Return, word for word, every line that follows.
:: DATA SUPPLIED ::
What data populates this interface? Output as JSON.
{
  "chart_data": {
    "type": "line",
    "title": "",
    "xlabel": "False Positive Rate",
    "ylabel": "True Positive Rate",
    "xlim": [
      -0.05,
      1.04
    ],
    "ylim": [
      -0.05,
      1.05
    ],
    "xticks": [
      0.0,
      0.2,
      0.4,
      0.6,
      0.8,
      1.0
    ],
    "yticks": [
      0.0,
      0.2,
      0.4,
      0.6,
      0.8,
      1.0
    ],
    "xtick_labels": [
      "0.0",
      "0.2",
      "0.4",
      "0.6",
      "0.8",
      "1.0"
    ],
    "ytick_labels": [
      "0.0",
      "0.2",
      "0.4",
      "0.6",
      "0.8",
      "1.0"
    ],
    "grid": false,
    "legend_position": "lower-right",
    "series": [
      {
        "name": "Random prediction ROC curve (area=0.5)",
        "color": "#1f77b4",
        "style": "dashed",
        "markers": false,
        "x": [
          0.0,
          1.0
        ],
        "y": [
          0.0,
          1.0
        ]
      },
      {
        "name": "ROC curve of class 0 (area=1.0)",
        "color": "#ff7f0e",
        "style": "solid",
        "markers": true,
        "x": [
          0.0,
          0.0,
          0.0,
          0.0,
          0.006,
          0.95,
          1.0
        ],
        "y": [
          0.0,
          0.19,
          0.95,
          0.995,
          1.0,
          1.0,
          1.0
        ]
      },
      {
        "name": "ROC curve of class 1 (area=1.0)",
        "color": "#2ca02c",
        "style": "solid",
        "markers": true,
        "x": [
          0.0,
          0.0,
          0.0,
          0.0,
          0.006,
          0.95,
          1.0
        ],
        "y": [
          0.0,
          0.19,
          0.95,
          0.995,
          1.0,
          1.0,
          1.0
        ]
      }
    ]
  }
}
:::
- RESULT BELOW:
What data populates this interface? Output as JSON.
{
  "chart_data": {
    "type": "line",
    "title": "",
    "xlabel": "False Positive Rate",
    "ylabel": "True Positive Rate",
    "xlim": [
      -0.05,
      1.04
    ],
    "ylim": [
      -0.05,
      1.05
    ],
    "xticks": [
      0.0,
      0.2,
      0.4,
      0.6,
      0.8,
      1.0
    ],
    "yticks": [
      0.0,
      0.2,
      0.4,
      0.6,
      0.8,
      1.0
    ],
    "xtick_labels": [
      "0.0",
      "0.2",
      "0.4",
      "0.6",
      "0.8",
      "1.0"
    ],
    "ytick_labels": [
      "0.0",
      "0.2",
      "0.4",
      "0.6",
      "0.8",
      "1.0"
    ],
    "grid": false,
    "legend_position": "lower-right",
    "series": [
      {
        "name": "Random prediction ROC curve (area=0.5)",
        "color": "#1f77b4",
        "style": "dashed",
        "markers": false,
        "x": [
          0.0,
          1.0
        ],
        "y": [
          0.0,
          1.0
        ]
      },
      {
        "name": "ROC curve of class 0 (area=1.0)",
        "color": "#ff7f0e",
        "style": "solid",
        "markers": true,
        "x": [
          0.0,
          0.0,
          0.0,
          0.0,
          0.006,
          0.95,
          1.0
        ],
        "y": [
          0.0,
          0.19,
          0.95,
          0.995,
          1.0,
          1.0,
          1.0
        ]
      },
      {
        "name": "ROC curve of class 1 (area=1.0)",
        "color": "#2ca02c",
        "style": "solid",
        "markers": true,
        "x": [
          0.0,
          0.0,
          0.0,
          0.0,
          0.006,
          0.95,
          1.0
        ],
        "y": [
          0.0,
          0.19,
          0.95,
          0.995,
          1.0,
          1.0,
          1.0
        ]
      }
    ]
  }
}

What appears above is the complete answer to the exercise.